▸ Written exercise:
Will you give every entry again exactly as it stands?

## START

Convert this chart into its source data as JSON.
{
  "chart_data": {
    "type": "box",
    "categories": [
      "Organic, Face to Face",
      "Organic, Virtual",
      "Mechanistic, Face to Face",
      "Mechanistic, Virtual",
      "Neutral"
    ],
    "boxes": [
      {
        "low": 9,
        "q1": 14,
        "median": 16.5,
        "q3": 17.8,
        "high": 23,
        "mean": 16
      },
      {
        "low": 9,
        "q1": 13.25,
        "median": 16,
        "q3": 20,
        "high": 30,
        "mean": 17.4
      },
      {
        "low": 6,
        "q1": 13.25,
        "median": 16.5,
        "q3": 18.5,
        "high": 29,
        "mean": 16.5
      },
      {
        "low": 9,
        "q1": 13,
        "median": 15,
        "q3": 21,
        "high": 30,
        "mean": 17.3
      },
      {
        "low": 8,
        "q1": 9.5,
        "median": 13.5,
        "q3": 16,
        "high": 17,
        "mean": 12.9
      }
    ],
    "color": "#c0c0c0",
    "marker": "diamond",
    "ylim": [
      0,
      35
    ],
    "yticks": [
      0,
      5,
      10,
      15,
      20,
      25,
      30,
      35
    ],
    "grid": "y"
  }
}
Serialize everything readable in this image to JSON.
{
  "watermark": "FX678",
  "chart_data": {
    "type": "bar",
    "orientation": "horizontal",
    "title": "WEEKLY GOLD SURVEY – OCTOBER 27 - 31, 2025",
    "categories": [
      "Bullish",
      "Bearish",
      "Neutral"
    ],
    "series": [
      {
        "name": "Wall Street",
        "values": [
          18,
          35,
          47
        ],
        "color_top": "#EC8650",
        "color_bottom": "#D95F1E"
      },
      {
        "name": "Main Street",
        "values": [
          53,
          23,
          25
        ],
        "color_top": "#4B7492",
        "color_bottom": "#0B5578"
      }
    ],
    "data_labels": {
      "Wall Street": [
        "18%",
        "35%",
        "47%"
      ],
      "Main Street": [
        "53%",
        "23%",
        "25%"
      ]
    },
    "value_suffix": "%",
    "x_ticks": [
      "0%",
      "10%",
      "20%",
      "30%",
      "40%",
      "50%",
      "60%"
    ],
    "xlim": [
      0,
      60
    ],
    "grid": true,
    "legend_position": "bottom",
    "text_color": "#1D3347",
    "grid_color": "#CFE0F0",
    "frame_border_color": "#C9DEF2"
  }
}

## END

▸ Task result:
Convert this chart into its source data as JSON.
{
  "chart_data": {
    "type": "box",
    "categories": [
      "Organic, Face to Face",
      "Organic, Virtual",
      "Mechanistic, Face to Face",
      "Mechanistic, Virtual",
      "Neutral"
    ],
    "boxes": [
      {
        "low": 9,
        "q1": 14,
        "median": 16.5,
        "q3": 17.8,
        "high": 23,
        "mean": 16
      },
      {
        "low": 9,
        "q1": 13.25,
        "median": 16,
        "q3": 20,
        "high": 30,
        "mean": 17.4
      },
      {
        "low": 6,
        "q1": 13.25,
        "median": 16.5,
        "q3": 18.5,
        "high": 29,
        "mean": 16.5
      },
      {
        "low": 9,
        "q1": 13,
        "median": 15,
        "q3": 21,
        "high": 30,
        "mean": 17.3
      },
      {
        "low": 8,
        "q1": 9.5,
        "median": 13.5,
        "q3": 16,
        "high": 17,
        "mean": 12.9
      }
    ],
    "color": "#c0c0c0",
    "marker": "diamond",
    "ylim": [
      0,
      35
    ],
    "yticks": [
      0,
      5,
      10,
      15,
      20,
      25,
      30,
      35
    ],
    "grid": "y"
  }
}
Serialize everything readable in this image to JSON.
{
  "watermark": "FX678",
  "chart_data": {
    "type": "bar",
    "orientation": "horizontal",
    "title": "WEEKLY GOLD SURVEY – OCTOBER 27 - 31, 2025",
    "categories": [
      "Bullish",
      "Bearish",
      "Neutral"
    ],
    "series": [
      {
        "name": "Wall Street",
        "values": [
          18,
          35,
          47
        ],
        "color_top": "#EC8650",
        "color_bottom": "#D95F1E"
      },
      {
        "name": "Main Street",
        "values": [
          53,
          23,
          25
        ],
        "color_top": "#4B7492",
        "color_bottom": "#0B5578"
      }
    ],
    "data_labels": {
      "Wall Street": [
        "18%",
        "35%",
        "47%"
      ],
      "Main Street": [
        "53%",
        "23%",
        "25%"
      ]
    },
    "value_suffix": "%",
    "x_ticks": [
      "0%",
      "10%",
      "20%",
      "30%",
      "40%",
      "50%",
      "60%"
    ],
    "xlim": [
      0,
      60
    ],
    "grid": true,
    "legend_position": "bottom",
    "text_color": "#1D3347",
    "grid_color": "#CFE0F0",
    "frame_border_color": "#C9DEF2"
  }
}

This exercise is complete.